[Dataset rows]
╭──
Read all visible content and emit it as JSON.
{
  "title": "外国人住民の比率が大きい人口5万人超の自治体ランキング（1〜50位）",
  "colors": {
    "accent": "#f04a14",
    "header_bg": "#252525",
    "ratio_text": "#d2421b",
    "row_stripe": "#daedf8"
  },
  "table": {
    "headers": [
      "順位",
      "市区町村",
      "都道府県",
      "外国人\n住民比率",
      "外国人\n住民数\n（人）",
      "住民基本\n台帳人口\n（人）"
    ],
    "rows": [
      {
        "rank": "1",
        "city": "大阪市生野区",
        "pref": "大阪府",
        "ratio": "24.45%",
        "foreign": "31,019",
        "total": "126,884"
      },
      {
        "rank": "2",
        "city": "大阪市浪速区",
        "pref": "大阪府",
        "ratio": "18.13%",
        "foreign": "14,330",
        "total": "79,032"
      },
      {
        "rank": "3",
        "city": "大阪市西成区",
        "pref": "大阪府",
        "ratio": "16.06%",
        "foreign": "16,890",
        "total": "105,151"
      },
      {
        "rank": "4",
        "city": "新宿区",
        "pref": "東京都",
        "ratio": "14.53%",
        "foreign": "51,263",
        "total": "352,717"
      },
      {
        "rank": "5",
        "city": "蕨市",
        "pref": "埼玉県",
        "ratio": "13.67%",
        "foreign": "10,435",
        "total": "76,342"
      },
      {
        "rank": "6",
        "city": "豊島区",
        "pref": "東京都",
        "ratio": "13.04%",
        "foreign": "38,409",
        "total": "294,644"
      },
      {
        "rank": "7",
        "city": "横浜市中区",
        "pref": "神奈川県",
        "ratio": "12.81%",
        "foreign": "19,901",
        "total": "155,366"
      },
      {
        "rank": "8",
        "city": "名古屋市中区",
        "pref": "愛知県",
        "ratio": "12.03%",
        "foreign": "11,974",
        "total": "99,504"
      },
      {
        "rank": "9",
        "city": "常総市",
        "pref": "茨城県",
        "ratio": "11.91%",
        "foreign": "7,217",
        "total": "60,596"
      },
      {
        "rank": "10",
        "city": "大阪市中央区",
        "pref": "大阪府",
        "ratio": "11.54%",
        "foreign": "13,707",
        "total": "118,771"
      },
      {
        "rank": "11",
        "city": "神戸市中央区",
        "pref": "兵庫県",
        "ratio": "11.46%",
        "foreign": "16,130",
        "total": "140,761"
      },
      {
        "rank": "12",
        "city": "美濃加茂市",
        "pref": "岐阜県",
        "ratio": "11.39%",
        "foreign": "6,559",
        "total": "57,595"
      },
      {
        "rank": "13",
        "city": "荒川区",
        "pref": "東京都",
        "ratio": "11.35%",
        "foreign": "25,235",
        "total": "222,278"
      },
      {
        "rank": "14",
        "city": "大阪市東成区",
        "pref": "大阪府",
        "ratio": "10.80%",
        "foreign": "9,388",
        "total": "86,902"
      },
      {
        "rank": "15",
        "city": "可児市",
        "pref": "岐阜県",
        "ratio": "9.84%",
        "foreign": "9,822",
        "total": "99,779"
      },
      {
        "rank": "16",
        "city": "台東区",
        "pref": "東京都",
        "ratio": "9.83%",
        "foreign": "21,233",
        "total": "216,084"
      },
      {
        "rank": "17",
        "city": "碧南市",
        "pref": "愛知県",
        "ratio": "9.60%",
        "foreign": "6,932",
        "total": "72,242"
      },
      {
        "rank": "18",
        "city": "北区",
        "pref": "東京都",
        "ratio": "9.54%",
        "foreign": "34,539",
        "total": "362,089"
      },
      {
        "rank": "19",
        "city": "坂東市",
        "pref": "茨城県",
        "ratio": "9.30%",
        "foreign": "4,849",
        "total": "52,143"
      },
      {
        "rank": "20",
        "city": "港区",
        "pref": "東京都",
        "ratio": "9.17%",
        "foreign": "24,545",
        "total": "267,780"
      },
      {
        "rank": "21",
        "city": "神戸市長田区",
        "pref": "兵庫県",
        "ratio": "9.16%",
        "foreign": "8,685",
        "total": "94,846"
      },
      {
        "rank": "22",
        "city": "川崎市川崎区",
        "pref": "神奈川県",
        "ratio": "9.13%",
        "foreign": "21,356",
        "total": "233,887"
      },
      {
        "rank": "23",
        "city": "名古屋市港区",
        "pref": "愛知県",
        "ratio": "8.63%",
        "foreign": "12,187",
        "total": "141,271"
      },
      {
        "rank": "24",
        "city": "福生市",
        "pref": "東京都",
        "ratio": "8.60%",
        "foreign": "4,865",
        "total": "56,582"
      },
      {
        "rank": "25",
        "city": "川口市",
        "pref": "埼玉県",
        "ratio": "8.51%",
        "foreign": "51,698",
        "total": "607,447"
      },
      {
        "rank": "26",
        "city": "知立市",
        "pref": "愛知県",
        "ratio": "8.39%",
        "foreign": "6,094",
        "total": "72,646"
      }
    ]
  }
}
╰──
__PROBLEM STATEMENT__. Repeat the whole listing exactly, keeping every line intact.

__THE REPLY__.
Read all visible content and emit it as JSON.
{
  "title": "外国人住民の比率が大きい人口5万人超の自治体ランキング（1〜50位）",
  "colors": {
    "accent": "#f04a14",
    "header_bg": "#252525",
    "ratio_text": "#d2421b",
    "row_stripe": "#daedf8"
  },
  "table": {
    "headers": [
      "順位",
      "市区町村",
      "都道府県",
      "外国人\n住民比率",
      "外国人\n住民数\n（人）",
      "住民基本\n台帳人口\n（人）"
    ],
    "rows": [
      {
        "rank": "1",
        "city": "大阪市生野区",
        "pref": "大阪府",
        "ratio": "24.45%",
        "foreign": "31,019",
        "total": "126,884"
      },
      {
        "rank": "2",
        "city": "大阪市浪速区",
        "pref": "大阪府",
        "ratio": "18.13%",
        "foreign": "14,330",
        "total": "79,032"
      },
      {
        "rank": "3",
        "city": "大阪市西成区",
        "pref": "大阪府",
        "ratio": "16.06%",
        "foreign": "16,890",
        "total": "105,151"
      },
      {
        "rank": "4",
        "city": "新宿区",
        "pref": "東京都",
        "ratio": "14.53%",
        "foreign": "51,263",
        "total": "352,717"
      },
      {
        "rank": "5",
        "city": "蕨市",
        "pref": "埼玉県",
        "ratio": "13.67%",
        "foreign": "10,435",
        "total": "76,342"
      },
      {
        "rank": "6",
        "city": "豊島区",
        "pref": "東京都",
        "ratio": "13.04%",
        "foreign": "38,409",
        "total": "294,644"
      },
      {
        "rank": "7",
        "city": "横浜市中区",
        "pref": "神奈川県",
        "ratio": "12.81%",
        "foreign": "19,901",
        "total": "155,366"
      },
      {
        "rank": "8",
        "city": "名古屋市中区",
        "pref": "愛知県",
        "ratio": "12.03%",
        "foreign": "11,974",
        "total": "99,504"
      },
      {
        "rank": "9",
        "city": "常総市",
        "pref": "茨城県",
        "ratio": "11.91%",
        "foreign": "7,217",
        "total": "60,596"
      },
      {
        "rank": "10",
        "city": "大阪市中央区",
        "pref": "大阪府",
        "ratio": "11.54%",
        "foreign": "13,707",
        "total": "118,771"
      },
      {
        "rank": "11",
        "city": "神戸市中央区",
        "pref": "兵庫県",
        "ratio": "11.46%",
        "foreign": "16,130",
        "total": "140,761"
      },
      {
        "rank": "12",
        "city": "美濃加茂市",
        "pref": "岐阜県",
        "ratio": "11.39%",
        "foreign": "6,559",
        "total": "57,595"
      },
      {
        "rank": "13",
        "city": "荒川区",
        "pref": "東京都",
        "ratio": "11.35%",
        "foreign": "25,235",
        "total": "222,278"
      },
      {
        "rank": "14",
        "city": "大阪市東成区",
        "pref": "大阪府",
        "ratio": "10.80%",
        "foreign": "9,388",
        "total": "86,902"
      },
      {
        "rank": "15",
        "city": "可児市",
        "pref": "岐阜県",
        "ratio": "9.84%",
        "foreign": "9,822",
        "total": "99,779"
      },
      {
        "rank": "16",
        "city": "台東区",
        "pref": "東京都",
        "ratio": "9.83%",
        "foreign": "21,233",
        "total": "216,084"
      },
      {
        "rank": "17",
        "city": "碧南市",
        "pref": "愛知県",
        "ratio": "9.60%",
        "foreign": "6,932",
        "total": "72,242"
      },
      {
        "rank": "18",
        "city": "北区",
        "pref": "東京都",
        "ratio": "9.54%",
        "foreign": "34,539",
        "total": "362,089"
      },
      {
        "rank": "19",
        "city": "坂東市",
        "pref": "茨城県",
        "ratio": "9.30%",
        "foreign": "4,849",
        "total": "52,143"
      },
      {
        "rank": "20",
        "city": "港区",
        "pref": "東京都",
        "ratio": "9.17%",
        "foreign": "24,545",
        "total": "267,780"
      },
      {
        "rank": "21",
        "city": "神戸市長田区",
        "pref": "兵庫県",
        "ratio": "9.16%",
        "foreign": "8,685",
        "total": "94,846"
      },
      {
        "rank": "22",
        "city": "川崎市川崎区",
        "pref": "神奈川県",
        "ratio": "9.13%",
        "foreign": "21,356",
        "total": "233,887"
      },
      {
        "rank": "23",
        "city": "名古屋市港区",
        "pref": "愛知県",
        "ratio": "8.63%",
        "foreign": "12,187",
        "total": "141,271"
      },
      {
        "rank": "24",
        "city": "福生市",
        "pref": "東京都",
        "ratio": "8.60%",
        "foreign": "4,865",
        "total": "56,582"
      },
      {
        "rank": "25",
        "city": "川口市",
        "pref": "埼玉県",
        "ratio": "8.51%",
        "foreign": "51,698",
        "total": "607,447"
      },
      {
        "rank": "26",
        "city": "知立市",
        "pref": "愛知県",
        "ratio": "8.39%",
        "foreign": "6,094",
        "total": "72,646"
      }
    ]
  }
}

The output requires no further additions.